Written task ->
Copy the records below exactly, omitting any pictures they contain.

Excerpted data ->
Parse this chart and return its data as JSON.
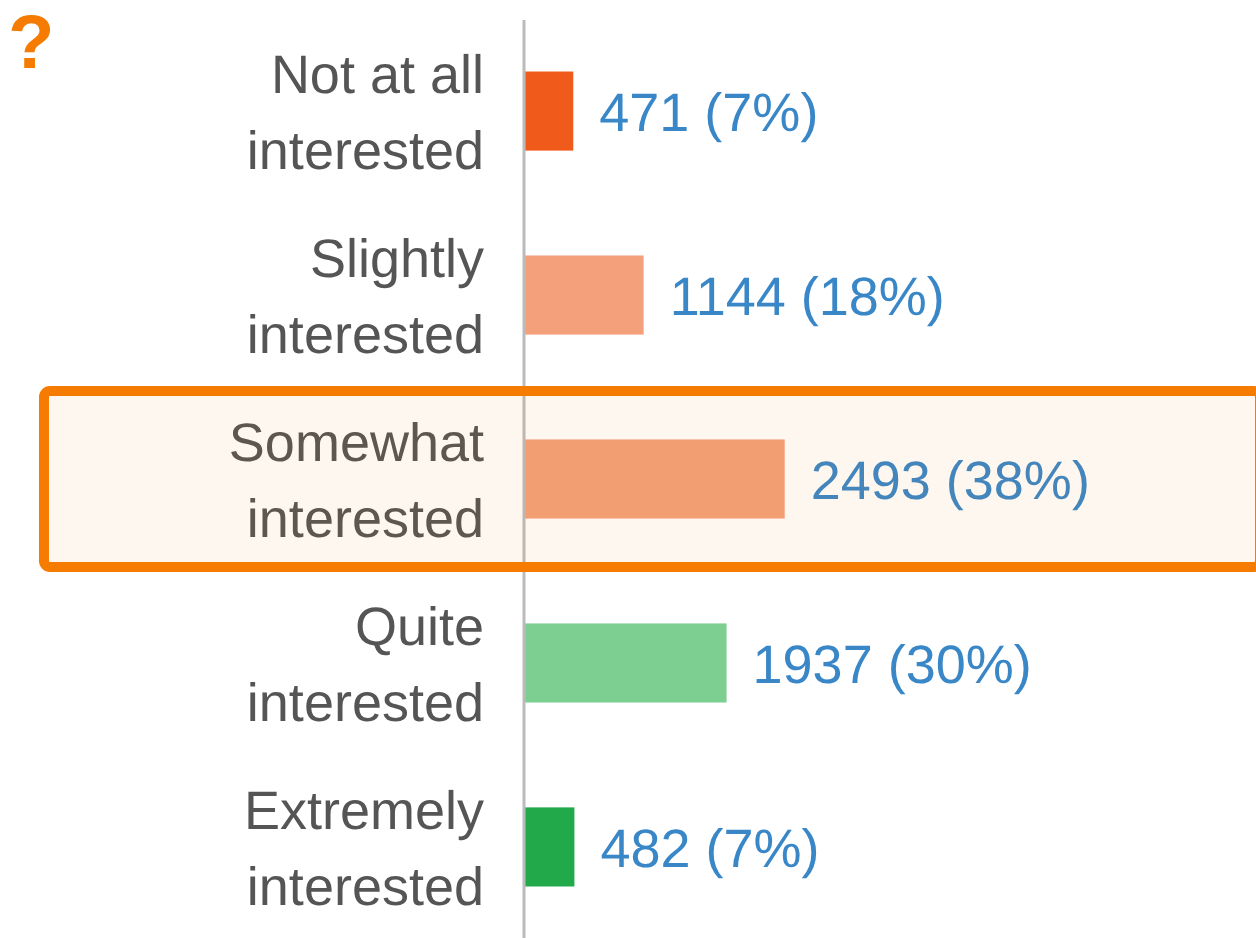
{
  "chart_data": {
    "type": "bar",
    "orientation": "horizontal",
    "title": "?",
    "categories": [
      "Not at all interested",
      "Slightly interested",
      "Somewhat interested",
      "Quite interested",
      "Extremely interested"
    ],
    "values": [
      471,
      1144,
      2493,
      1937,
      482
    ],
    "colors": [
      "#f05a1a",
      "#f4a07a",
      "#f4a07a",
      "#7dcf91",
      "#22aa4a"
    ],
    "value_labels": [
      "471 (7%)",
      "1144 (18%)",
      "2493 (38%)",
      "1937 (30%)",
      "482 (7%)"
    ],
    "xlim": [
      0,
      7000
    ],
    "tick_labels": "y",
    "bands": [
      {
        "axis": "y",
        "from": "Somewhat interested",
        "to": "Somewhat interested",
        "color": "#f57c00"
      }
    ]
  }
}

Worked answer ->
Parse this chart and return its data as JSON.
{
  "chart_data": {
    "type": "bar",
    "orientation": "horizontal",
    "title": "?",
    "categories": [
      "Not at all interested",
      "Slightly interested",
      "Somewhat interested",
      "Quite interested",
      "Extremely interested"
    ],
    "values": [
      471,
      1144,
      2493,
      1937,
      482
    ],
    "colors": [
      "#f05a1a",
      "#f4a07a",
      "#f4a07a",
      "#7dcf91",
      "#22aa4a"
    ],
    "value_labels": [
      "471 (7%)",
      "1144 (18%)",
      "2493 (38%)",
      "1937 (30%)",
      "482 (7%)"
    ],
    "xlim": [
      0,
      7000
    ],
    "tick_labels": "y",
    "bands": [
      {
        "axis": "y",
        "from": "Somewhat interested",
        "to": "Somewhat interested",
        "color": "#f57c00"
      }
    ]
  }
}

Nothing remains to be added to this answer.